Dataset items
— Start —
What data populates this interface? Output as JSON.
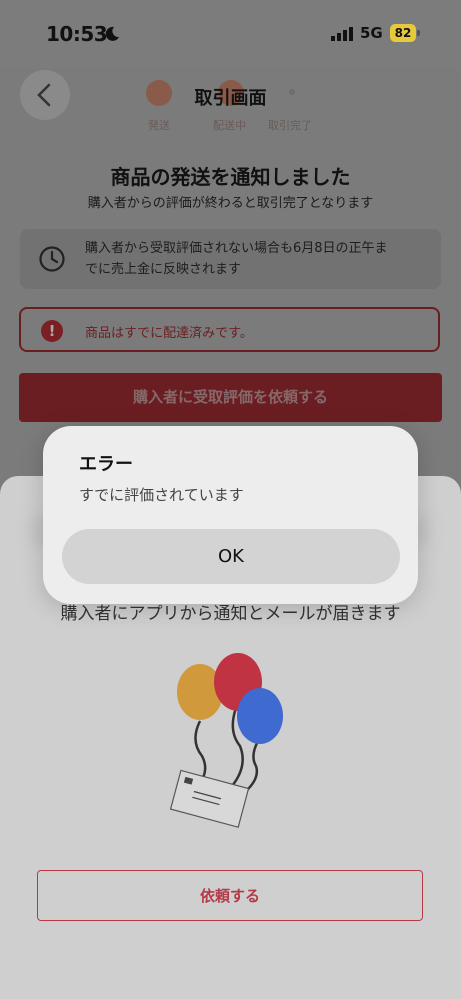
{
  "status_bar": {
    "time": "10:53",
    "network": "5G",
    "battery": "82"
  },
  "header": {
    "title": "取引画面",
    "steps": [
      "発送",
      "配送中",
      "取引完了"
    ]
  },
  "notice": {
    "headline": "商品の発送を通知しました",
    "subline": "購入者からの評価が終わると取引完了となります",
    "info_line1": "購入者から受取評価されない場合も6月8日の正午ま",
    "info_line2": "でに売上金に反映されます",
    "alert": "商品はすでに配達済みです。",
    "request_button": "購入者に受取評価を依頼する"
  },
  "sheet": {
    "description": "購入者にアプリから通知とメールが届きます",
    "request_button": "依頼する"
  },
  "dialog": {
    "title": "エラー",
    "message": "すでに評価されています",
    "ok_label": "OK"
  },
  "colors": {
    "accent": "#b53a47",
    "overlay": "#7b7b7b",
    "dialog_bg": "#ededed"
  }
}
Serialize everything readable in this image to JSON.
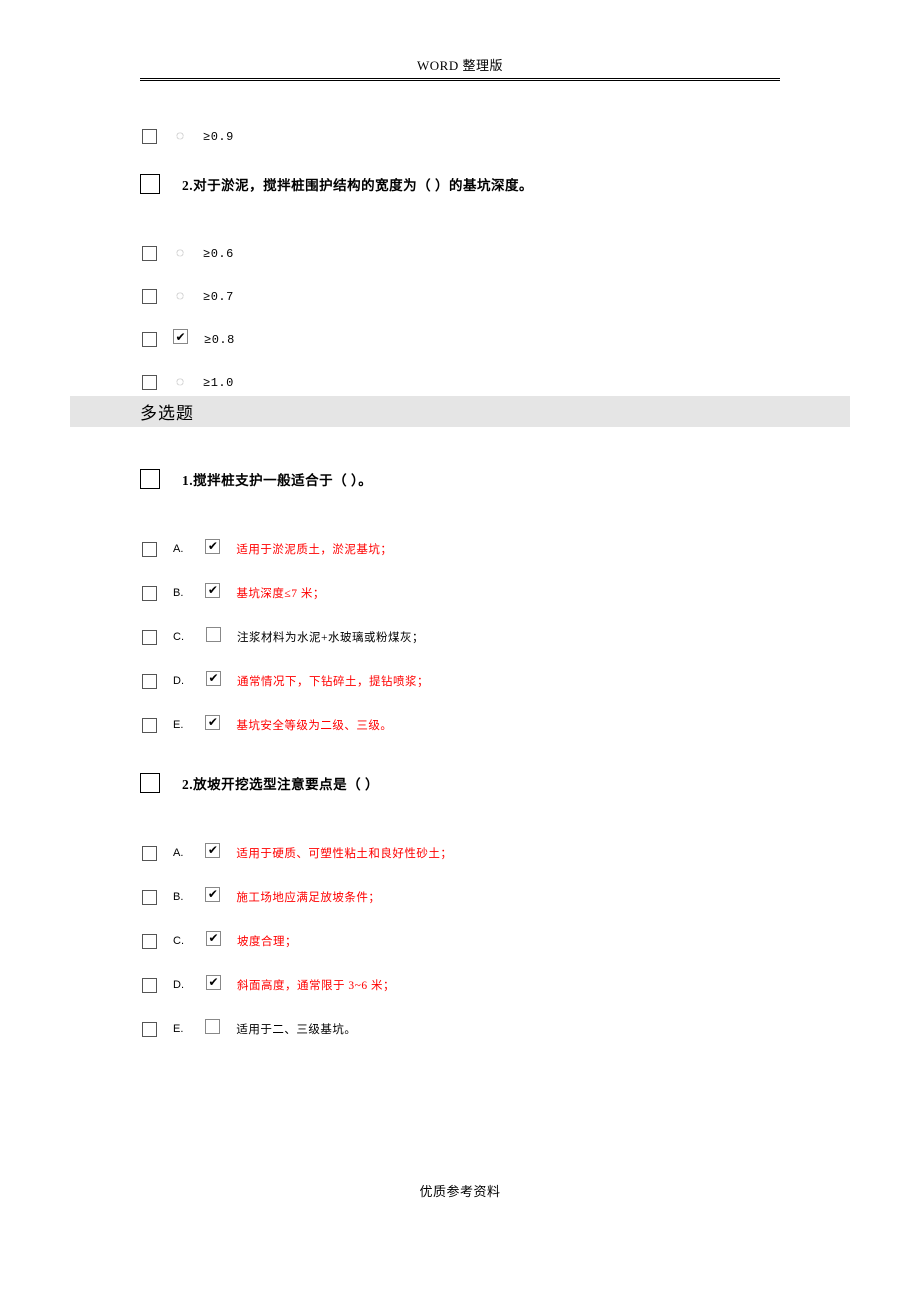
{
  "header": "WORD 整理版",
  "footer": "优质参考资料",
  "section_multi": "多选题",
  "q0": {
    "option": "≥0.9"
  },
  "q2": {
    "stem": "2.对于淤泥，搅拌桩围护结构的宽度为（ ）的基坑深度。",
    "opts": [
      {
        "label": "≥0.6",
        "checked": false
      },
      {
        "label": "≥0.7",
        "checked": false
      },
      {
        "label": "≥0.8",
        "checked": true
      },
      {
        "label": "≥1.0",
        "checked": false
      }
    ]
  },
  "mq1": {
    "stem": "1.搅拌桩支护一般适合于（ ）。",
    "opts": [
      {
        "letter": "A.",
        "label": "适用于淤泥质土，淤泥基坑；",
        "checked": true,
        "red": true
      },
      {
        "letter": "B.",
        "label": "基坑深度≤7 米；",
        "checked": true,
        "red": true
      },
      {
        "letter": "C.",
        "label": "注浆材料为水泥+水玻璃或粉煤灰；",
        "checked": false,
        "red": false
      },
      {
        "letter": "D.",
        "label": "通常情况下，下钻碎土，提钻喷浆；",
        "checked": true,
        "red": true
      },
      {
        "letter": "E.",
        "label": "基坑安全等级为二级、三级。",
        "checked": true,
        "red": true
      }
    ]
  },
  "mq2": {
    "stem": "2.放坡开挖选型注意要点是（ ）",
    "opts": [
      {
        "letter": "A.",
        "label": "适用于硬质、可塑性粘土和良好性砂土；",
        "checked": true,
        "red": true
      },
      {
        "letter": "B.",
        "label": "施工场地应满足放坡条件；",
        "checked": true,
        "red": true
      },
      {
        "letter": "C.",
        "label": "坡度合理；",
        "checked": true,
        "red": true
      },
      {
        "letter": "D.",
        "label": "斜面高度，通常限于 3~6 米；",
        "checked": true,
        "red": true
      },
      {
        "letter": "E.",
        "label": "适用于二、三级基坑。",
        "checked": false,
        "red": false
      }
    ]
  }
}
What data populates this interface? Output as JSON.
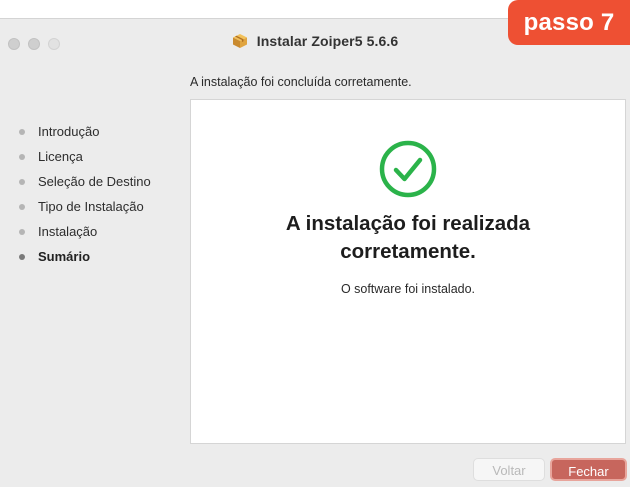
{
  "window": {
    "title": "Instalar Zoiper5 5.6.6"
  },
  "badge": {
    "label": "passo 7"
  },
  "subtitle": "A instalação foi concluída corretamente.",
  "sidebar": {
    "items": [
      {
        "label": "Introdução",
        "active": false
      },
      {
        "label": "Licença",
        "active": false
      },
      {
        "label": "Seleção de Destino",
        "active": false
      },
      {
        "label": "Tipo de Instalação",
        "active": false
      },
      {
        "label": "Instalação",
        "active": false
      },
      {
        "label": "Sumário",
        "active": true
      }
    ]
  },
  "content": {
    "icon": "checkmark-circle-icon",
    "heading_line1": "A instalação foi realizada",
    "heading_line2": "corretamente.",
    "message": "O software foi instalado."
  },
  "buttons": {
    "back_label": "Voltar",
    "close_label": "Fechar"
  },
  "colors": {
    "badge": "#ee5033",
    "check": "#2bb34a",
    "primary_button": "#c7665d"
  }
}
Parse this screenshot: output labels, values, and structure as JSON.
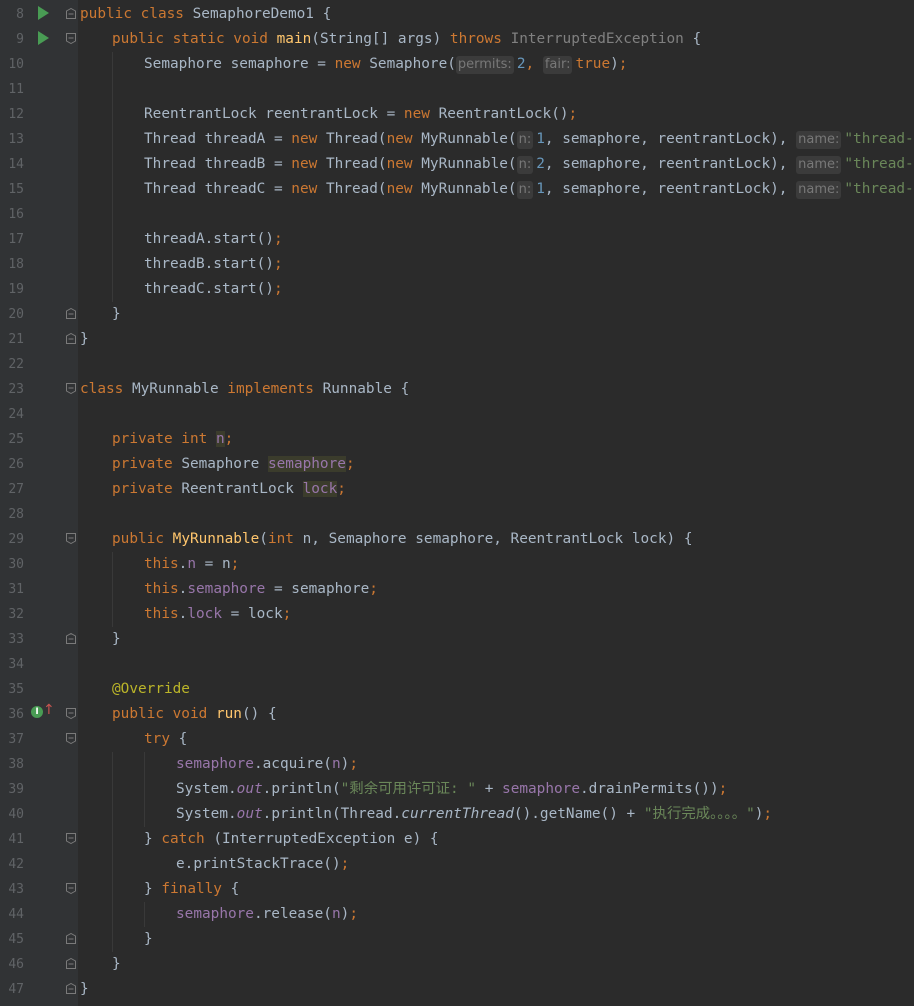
{
  "editor": {
    "line_numbers": [
      "8",
      "9",
      "10",
      "11",
      "12",
      "13",
      "14",
      "15",
      "16",
      "17",
      "18",
      "19",
      "20",
      "21",
      "22",
      "23",
      "24",
      "25",
      "26",
      "27",
      "28",
      "29",
      "30",
      "31",
      "32",
      "33",
      "34",
      "35",
      "36",
      "37",
      "38",
      "39",
      "40",
      "41",
      "42",
      "43",
      "44",
      "45",
      "46",
      "47"
    ],
    "icons": {
      "run": "run-icon",
      "override": "overridden-method-icon",
      "fold": "fold-icon"
    },
    "colors": {
      "background": "#2b2b2b",
      "gutter": "#313335",
      "line_number": "#606366",
      "keyword": "#cc7832",
      "function": "#ffc66d",
      "field": "#9876aa",
      "number": "#6897bb",
      "string": "#6a8759",
      "text": "#a9b7c6",
      "annotation": "#bbb529",
      "run_icon": "#499c54"
    }
  },
  "code": {
    "l8": {
      "t1": "public class ",
      "t2": "SemaphoreDemo1 {"
    },
    "l9": {
      "t1": "public static void ",
      "t2": "main",
      "t3": "(String[] args) ",
      "t4": "throws ",
      "t5": "InterruptedException ",
      "t6": "{"
    },
    "l10": {
      "t1": "Semaphore semaphore = ",
      "t2": "new ",
      "t3": "Semaphore(",
      "h1": "permits:",
      "t4": "2",
      "t5": ", ",
      "h2": "fair:",
      "t6": "true",
      "t7": ")",
      "t8": ";"
    },
    "l12": {
      "t1": "ReentrantLock reentrantLock = ",
      "t2": "new ",
      "t3": "ReentrantLock()",
      "t4": ";"
    },
    "l13": {
      "t1": "Thread threadA = ",
      "t2": "new ",
      "t3": "Thread(",
      "t4": "new ",
      "t5": "MyRunnable(",
      "h1": "n:",
      "t6": "1",
      "t7": ", semaphore, reentrantLock), ",
      "h2": "name:",
      "t8": "\"thread-A\"",
      "t9": ")",
      "t10": ";"
    },
    "l14": {
      "t1": "Thread threadB = ",
      "t2": "new ",
      "t3": "Thread(",
      "t4": "new ",
      "t5": "MyRunnable(",
      "h1": "n:",
      "t6": "2",
      "t7": ", semaphore, reentrantLock), ",
      "h2": "name:",
      "t8": "\"thread-B\"",
      "t9": ")",
      "t10": ";"
    },
    "l15": {
      "t1": "Thread threadC = ",
      "t2": "new ",
      "t3": "Thread(",
      "t4": "new ",
      "t5": "MyRunnable(",
      "h1": "n:",
      "t6": "1",
      "t7": ", semaphore, reentrantLock), ",
      "h2": "name:",
      "t8": "\"thread-C\"",
      "t9": ")",
      "t10": ";"
    },
    "l17": {
      "t1": "threadA.start()",
      "t2": ";"
    },
    "l18": {
      "t1": "threadB.start()",
      "t2": ";"
    },
    "l19": {
      "t1": "threadC.start()",
      "t2": ";"
    },
    "l20": {
      "t1": "}"
    },
    "l21": {
      "t1": "}"
    },
    "l23": {
      "t1": "class ",
      "t2": "MyRunnable ",
      "t3": "implements ",
      "t4": "Runnable {"
    },
    "l25": {
      "t1": "private int ",
      "t2": "n",
      "t3": ";"
    },
    "l26": {
      "t1": "private ",
      "t2": "Semaphore ",
      "t3": "semaphore",
      "t4": ";"
    },
    "l27": {
      "t1": "private ",
      "t2": "ReentrantLock ",
      "t3": "lock",
      "t4": ";"
    },
    "l29": {
      "t1": "public ",
      "t2": "MyRunnable",
      "t3": "(",
      "t4": "int ",
      "t5": "n, Semaphore semaphore, ReentrantLock lock) {"
    },
    "l30": {
      "t1": "this",
      "t2": ".",
      "t3": "n",
      "t4": " = n",
      "t5": ";"
    },
    "l31": {
      "t1": "this",
      "t2": ".",
      "t3": "semaphore",
      "t4": " = semaphore",
      "t5": ";"
    },
    "l32": {
      "t1": "this",
      "t2": ".",
      "t3": "lock",
      "t4": " = lock",
      "t5": ";"
    },
    "l33": {
      "t1": "}"
    },
    "l35": {
      "t1": "@Override"
    },
    "l36": {
      "t1": "public void ",
      "t2": "run",
      "t3": "() {"
    },
    "l37": {
      "t1": "try ",
      "t2": "{"
    },
    "l38": {
      "t1": "semaphore",
      "t2": ".acquire(",
      "t3": "n",
      "t4": ")",
      "t5": ";"
    },
    "l39": {
      "t1": "System.",
      "t2": "out",
      "t3": ".println(",
      "t4": "\"剩余可用许可证: \"",
      "t5": " + ",
      "t6": "semaphore",
      "t7": ".drainPermits())",
      "t8": ";"
    },
    "l40": {
      "t1": "System.",
      "t2": "out",
      "t3": ".println(Thread.",
      "t4": "currentThread",
      "t5": "().getName() + ",
      "t6": "\"执行完成。。。。\"",
      "t7": ")",
      "t8": ";"
    },
    "l41": {
      "t1": "} ",
      "t2": "catch ",
      "t3": "(InterruptedException e) {"
    },
    "l42": {
      "t1": "e.printStackTrace()",
      "t2": ";"
    },
    "l43": {
      "t1": "} ",
      "t2": "finally ",
      "t3": "{"
    },
    "l44": {
      "t1": "semaphore",
      "t2": ".release(",
      "t3": "n",
      "t4": ")",
      "t5": ";"
    },
    "l45": {
      "t1": "}"
    },
    "l46": {
      "t1": "}"
    },
    "l47": {
      "t1": "}"
    }
  }
}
— End —
* Exercise *
Show all lines in the entries above where the word "InterruptedException" appears.

* Final answer *
      "t5": "InterruptedException ",
      "t3": "(InterruptedException e) {"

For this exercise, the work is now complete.